> _Excerpted passage_:
== == ==

Skip to main content

Module semantic_cache

Module semantic_cache 

Source
Expand description

Semantic caching layer for LLM inference.

Returns cached responses for semantically similar queries (above a cosine similarity threshold), avoiding redundant model inference. The cache uses TF-IDF embeddings and cosine similarity for semantic matching, with LRU-style eviction and TTL-based expiry.

§Example

use oxibonsai_runtime::semantic_cache::{CachedInference, SemanticCacheConfig};

let config = SemanticCacheConfig::default();
let ci = CachedInference::new(config);

let (response, was_hit) = ci.run_or_cache(
    "What is Rust programming language?",
    || "Rust is a systems programming language focused on safety.".to_string(),
);
assert!(!was_hit);

let (response2, was_hit2) = ci.run_or_cache(
    "Tell me about the Rust language",
    || "Rust is a memory-safe systems language.".to_string(),
);
// May or may not be a hit depending on similarity
let _ = (response2, was_hit2);

Structs§

CachedInference
Middleware wrapper that checks the semantic cache before running inference.
CachedResponse
A cached LLM response returned on a semantic cache hit.
SemanticCache
Semantic cache using TF-IDF embeddings and cosine similarity.
SemanticCacheConfig
Configuration for semantic caching.
SemanticCacheStats
Statistics about the cache, suitable for monitoring and dashboards.

== == ==

> _Try it_:
Name every struct listed under "Structs" in the semantic_cache module documentation above.

== == ==

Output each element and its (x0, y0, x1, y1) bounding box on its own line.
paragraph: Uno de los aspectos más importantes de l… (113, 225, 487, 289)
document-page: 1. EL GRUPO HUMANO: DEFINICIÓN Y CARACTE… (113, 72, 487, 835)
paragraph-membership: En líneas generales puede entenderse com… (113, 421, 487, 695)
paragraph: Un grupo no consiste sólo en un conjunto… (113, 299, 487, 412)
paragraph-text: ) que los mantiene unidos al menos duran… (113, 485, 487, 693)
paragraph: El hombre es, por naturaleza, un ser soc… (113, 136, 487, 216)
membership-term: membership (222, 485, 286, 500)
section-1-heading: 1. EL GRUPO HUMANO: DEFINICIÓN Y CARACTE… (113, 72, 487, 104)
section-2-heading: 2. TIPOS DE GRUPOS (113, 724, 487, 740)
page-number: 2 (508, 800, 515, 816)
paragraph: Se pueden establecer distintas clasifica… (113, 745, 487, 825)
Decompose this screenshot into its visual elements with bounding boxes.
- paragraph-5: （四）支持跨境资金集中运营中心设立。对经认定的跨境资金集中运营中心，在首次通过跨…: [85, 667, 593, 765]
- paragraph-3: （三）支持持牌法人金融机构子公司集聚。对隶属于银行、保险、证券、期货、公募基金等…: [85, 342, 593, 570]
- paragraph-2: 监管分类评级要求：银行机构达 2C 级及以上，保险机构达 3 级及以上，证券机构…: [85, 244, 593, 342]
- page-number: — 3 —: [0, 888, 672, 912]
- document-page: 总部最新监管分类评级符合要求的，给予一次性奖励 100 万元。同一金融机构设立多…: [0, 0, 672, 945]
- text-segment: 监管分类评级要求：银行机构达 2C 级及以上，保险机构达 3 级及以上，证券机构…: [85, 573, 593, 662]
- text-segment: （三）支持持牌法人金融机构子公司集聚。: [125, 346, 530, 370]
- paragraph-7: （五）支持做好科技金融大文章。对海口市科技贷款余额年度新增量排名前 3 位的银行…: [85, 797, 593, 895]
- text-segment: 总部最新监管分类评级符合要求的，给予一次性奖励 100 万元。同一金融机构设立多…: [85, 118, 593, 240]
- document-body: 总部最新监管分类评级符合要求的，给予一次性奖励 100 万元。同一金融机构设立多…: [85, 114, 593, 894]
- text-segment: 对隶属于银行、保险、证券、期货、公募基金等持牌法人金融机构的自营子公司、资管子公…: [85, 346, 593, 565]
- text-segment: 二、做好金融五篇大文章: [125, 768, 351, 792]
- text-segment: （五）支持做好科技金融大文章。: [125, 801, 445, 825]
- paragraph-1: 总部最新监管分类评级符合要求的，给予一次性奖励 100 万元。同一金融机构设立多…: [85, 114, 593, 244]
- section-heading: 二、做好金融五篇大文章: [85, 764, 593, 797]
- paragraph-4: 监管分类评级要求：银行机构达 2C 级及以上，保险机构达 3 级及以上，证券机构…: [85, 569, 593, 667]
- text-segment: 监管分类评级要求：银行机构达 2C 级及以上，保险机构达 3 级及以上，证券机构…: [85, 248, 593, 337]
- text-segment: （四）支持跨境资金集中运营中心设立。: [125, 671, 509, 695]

== == ==

> _Answer_:
CachedInference, CachedResponse, SemanticCache, SemanticCacheConfig, SemanticCacheStats